*Work required*.
Pick out all lines in the listing holding the string "summary" and copy them.

*Raw data*.

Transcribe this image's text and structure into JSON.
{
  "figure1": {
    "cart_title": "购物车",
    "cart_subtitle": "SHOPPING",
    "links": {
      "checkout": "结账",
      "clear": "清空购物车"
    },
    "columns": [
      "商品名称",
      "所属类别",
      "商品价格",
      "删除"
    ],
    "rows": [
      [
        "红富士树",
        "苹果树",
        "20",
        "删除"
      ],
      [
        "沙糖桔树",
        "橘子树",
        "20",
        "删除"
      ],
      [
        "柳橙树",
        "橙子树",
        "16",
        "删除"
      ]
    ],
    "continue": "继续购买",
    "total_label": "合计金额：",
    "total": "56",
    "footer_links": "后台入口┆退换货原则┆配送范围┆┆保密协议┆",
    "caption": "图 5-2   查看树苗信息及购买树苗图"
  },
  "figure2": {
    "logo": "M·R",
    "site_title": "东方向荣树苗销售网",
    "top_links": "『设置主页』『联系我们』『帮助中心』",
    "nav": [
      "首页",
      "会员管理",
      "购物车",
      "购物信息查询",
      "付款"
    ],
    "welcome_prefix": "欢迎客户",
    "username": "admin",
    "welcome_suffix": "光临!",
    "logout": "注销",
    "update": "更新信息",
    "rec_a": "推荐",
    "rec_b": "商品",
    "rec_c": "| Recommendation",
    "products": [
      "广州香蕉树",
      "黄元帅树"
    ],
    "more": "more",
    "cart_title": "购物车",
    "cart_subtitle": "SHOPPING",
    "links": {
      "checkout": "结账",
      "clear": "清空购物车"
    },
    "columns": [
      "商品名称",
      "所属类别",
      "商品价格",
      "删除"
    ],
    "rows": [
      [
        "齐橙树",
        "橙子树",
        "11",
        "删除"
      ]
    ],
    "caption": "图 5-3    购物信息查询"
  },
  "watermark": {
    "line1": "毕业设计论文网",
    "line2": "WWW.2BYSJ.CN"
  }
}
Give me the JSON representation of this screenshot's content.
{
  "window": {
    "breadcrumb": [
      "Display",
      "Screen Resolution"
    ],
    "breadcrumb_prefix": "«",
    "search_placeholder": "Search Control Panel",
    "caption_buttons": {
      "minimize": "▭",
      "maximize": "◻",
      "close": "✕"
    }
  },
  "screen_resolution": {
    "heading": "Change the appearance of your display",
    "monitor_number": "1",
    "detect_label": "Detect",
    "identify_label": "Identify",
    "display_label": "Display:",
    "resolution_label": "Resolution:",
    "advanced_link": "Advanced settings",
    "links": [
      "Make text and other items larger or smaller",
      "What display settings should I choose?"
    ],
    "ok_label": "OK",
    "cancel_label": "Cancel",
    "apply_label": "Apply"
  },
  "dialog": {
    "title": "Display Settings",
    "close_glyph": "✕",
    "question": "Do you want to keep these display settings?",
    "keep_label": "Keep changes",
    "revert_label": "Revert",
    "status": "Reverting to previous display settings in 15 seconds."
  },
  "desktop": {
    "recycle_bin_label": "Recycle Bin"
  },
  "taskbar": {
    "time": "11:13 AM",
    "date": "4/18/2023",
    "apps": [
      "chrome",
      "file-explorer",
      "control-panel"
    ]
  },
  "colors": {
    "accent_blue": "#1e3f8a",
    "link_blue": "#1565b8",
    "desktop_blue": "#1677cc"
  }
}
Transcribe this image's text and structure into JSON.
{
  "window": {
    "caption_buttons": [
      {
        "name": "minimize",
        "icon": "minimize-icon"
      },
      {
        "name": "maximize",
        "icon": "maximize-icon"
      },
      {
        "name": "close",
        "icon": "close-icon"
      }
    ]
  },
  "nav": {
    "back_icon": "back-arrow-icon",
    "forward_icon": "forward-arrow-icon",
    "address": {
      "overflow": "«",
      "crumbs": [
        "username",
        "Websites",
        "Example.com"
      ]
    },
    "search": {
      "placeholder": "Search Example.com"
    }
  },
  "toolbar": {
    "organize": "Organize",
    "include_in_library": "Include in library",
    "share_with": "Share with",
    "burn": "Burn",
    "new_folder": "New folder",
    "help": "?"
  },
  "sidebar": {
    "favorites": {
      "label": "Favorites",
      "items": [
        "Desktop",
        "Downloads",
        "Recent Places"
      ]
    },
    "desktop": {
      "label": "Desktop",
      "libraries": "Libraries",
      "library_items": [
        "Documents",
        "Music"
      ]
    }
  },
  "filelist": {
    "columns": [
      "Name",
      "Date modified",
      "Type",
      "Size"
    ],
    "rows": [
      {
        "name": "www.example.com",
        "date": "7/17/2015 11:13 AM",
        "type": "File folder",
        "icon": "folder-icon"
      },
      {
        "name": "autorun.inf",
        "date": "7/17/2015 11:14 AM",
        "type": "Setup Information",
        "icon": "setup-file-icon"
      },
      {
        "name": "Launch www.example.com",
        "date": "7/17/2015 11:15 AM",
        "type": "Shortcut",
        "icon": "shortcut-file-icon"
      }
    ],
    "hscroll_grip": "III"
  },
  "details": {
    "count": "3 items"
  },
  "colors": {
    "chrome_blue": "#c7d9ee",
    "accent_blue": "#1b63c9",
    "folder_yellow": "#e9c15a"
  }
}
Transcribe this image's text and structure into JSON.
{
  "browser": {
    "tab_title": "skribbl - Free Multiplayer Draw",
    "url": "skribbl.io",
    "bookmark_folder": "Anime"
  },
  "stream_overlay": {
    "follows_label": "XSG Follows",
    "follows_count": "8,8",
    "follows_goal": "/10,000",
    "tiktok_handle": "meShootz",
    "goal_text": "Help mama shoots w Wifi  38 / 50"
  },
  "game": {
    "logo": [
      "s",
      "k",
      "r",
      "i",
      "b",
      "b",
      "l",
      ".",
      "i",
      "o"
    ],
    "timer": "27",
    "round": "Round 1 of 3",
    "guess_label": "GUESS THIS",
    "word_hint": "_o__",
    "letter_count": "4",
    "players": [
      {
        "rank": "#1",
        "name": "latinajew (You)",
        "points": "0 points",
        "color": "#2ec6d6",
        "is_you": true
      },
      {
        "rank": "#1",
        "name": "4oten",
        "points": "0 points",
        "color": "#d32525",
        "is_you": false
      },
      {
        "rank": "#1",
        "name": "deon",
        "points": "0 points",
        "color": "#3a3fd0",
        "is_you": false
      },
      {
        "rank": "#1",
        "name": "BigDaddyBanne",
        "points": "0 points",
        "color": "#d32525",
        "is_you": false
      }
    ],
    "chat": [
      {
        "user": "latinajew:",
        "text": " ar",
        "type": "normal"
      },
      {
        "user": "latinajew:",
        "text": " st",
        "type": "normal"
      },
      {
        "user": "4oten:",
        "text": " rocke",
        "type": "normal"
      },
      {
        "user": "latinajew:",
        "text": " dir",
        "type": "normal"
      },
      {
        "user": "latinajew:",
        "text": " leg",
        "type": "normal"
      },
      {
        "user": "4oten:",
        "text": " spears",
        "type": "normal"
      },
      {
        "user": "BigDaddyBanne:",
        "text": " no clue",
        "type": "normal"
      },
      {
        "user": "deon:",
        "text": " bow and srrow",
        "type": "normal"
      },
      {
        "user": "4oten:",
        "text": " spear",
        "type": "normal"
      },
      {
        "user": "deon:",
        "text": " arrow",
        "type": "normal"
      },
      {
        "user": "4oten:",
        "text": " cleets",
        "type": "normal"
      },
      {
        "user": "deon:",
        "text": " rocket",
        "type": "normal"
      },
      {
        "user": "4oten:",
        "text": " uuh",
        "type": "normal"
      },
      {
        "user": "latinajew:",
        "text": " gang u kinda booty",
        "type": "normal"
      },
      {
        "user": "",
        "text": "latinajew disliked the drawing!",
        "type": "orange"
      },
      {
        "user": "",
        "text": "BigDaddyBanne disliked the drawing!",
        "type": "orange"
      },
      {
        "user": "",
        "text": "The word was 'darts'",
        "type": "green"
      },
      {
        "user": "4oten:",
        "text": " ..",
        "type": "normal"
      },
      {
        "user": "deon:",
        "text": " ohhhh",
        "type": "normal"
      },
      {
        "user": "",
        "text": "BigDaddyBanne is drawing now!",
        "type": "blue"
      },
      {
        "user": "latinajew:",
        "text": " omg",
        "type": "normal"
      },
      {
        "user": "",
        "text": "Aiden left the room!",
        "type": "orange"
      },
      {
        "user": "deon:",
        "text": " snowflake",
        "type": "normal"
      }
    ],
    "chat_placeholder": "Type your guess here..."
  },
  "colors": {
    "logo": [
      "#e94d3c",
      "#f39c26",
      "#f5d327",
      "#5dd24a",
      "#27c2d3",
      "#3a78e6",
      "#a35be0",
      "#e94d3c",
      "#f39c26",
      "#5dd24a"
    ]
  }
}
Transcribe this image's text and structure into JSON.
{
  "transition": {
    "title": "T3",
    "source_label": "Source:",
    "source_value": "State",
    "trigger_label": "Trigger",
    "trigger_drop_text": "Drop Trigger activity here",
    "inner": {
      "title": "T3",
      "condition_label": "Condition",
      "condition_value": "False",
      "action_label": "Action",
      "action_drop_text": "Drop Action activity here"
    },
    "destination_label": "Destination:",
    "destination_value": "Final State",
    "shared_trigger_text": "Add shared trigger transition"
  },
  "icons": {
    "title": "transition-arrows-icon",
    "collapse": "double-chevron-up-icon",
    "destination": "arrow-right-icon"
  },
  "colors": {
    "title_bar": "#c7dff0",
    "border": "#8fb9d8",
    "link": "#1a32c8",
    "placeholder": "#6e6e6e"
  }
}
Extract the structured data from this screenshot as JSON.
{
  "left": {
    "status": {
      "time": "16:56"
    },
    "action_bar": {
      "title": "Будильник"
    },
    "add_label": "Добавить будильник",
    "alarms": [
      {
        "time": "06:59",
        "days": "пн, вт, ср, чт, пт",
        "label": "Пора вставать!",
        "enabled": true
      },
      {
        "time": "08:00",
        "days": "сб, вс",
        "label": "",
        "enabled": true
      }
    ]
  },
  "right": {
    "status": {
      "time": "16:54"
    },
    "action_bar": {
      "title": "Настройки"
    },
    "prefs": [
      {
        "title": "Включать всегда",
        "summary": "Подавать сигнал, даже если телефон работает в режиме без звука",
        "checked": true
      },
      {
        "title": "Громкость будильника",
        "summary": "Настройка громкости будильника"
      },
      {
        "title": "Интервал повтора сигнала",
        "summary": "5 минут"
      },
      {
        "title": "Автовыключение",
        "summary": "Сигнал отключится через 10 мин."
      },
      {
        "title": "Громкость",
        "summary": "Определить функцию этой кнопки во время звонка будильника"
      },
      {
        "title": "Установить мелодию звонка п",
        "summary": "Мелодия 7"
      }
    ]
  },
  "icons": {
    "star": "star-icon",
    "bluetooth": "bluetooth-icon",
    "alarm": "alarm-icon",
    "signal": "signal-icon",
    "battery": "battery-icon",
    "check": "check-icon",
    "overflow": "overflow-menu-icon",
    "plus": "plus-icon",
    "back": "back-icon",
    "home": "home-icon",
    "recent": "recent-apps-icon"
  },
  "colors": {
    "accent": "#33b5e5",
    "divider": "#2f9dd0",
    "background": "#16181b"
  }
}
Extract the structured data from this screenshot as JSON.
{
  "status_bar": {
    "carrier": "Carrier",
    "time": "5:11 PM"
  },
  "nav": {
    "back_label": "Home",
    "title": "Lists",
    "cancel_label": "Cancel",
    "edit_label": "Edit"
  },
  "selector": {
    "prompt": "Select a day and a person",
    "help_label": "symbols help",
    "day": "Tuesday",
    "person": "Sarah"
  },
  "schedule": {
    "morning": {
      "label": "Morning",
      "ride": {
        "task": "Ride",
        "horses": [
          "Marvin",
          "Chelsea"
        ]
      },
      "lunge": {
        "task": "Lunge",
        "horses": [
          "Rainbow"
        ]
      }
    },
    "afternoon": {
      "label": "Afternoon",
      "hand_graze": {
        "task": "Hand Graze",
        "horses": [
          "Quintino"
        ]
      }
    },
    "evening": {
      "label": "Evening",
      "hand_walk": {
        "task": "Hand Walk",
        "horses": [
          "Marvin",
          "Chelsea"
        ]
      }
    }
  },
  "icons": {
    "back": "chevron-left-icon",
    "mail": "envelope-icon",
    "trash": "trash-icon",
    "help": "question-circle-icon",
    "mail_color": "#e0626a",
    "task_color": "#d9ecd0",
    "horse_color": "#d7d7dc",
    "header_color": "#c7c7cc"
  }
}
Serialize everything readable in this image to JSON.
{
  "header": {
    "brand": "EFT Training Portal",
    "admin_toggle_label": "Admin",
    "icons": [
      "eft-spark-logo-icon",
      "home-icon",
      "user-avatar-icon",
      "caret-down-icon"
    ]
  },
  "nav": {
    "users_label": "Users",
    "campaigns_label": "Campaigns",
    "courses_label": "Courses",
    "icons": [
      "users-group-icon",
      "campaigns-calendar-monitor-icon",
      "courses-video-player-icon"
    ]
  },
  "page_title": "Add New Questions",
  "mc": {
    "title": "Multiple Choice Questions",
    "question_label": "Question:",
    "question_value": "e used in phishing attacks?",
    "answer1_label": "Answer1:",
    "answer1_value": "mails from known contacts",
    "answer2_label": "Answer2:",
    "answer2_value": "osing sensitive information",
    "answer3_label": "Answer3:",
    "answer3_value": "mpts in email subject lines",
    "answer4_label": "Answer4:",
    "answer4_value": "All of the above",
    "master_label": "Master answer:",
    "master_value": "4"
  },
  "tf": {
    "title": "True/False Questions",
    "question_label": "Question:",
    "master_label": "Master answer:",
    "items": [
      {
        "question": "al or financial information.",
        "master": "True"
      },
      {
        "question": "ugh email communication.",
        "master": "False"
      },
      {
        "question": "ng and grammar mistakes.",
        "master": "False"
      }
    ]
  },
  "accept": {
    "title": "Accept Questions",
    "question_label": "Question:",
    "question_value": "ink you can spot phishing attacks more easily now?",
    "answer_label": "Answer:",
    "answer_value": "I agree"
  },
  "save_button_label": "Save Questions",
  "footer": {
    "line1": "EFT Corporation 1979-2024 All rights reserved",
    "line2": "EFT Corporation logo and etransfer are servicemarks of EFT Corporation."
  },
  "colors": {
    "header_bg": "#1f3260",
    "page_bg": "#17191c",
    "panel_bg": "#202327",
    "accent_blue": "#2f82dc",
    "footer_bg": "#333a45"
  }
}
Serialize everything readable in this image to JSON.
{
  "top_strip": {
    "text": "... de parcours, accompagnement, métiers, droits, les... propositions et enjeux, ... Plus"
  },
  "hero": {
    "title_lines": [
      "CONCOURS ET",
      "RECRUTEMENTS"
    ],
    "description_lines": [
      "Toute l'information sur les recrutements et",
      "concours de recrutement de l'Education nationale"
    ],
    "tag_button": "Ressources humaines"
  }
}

*Reply*.
        "summary": "Подавать сигнал, даже если телефон работает в режиме без звука",
        "summary": "Настройка громкости будильника"
        "summary": "5 минут"
        "summary": "Сигнал отключится через 10 мин."
        "summary": "Определить функцию этой кнопки во время звонка будильника"
        "summary": "Мелодия 7"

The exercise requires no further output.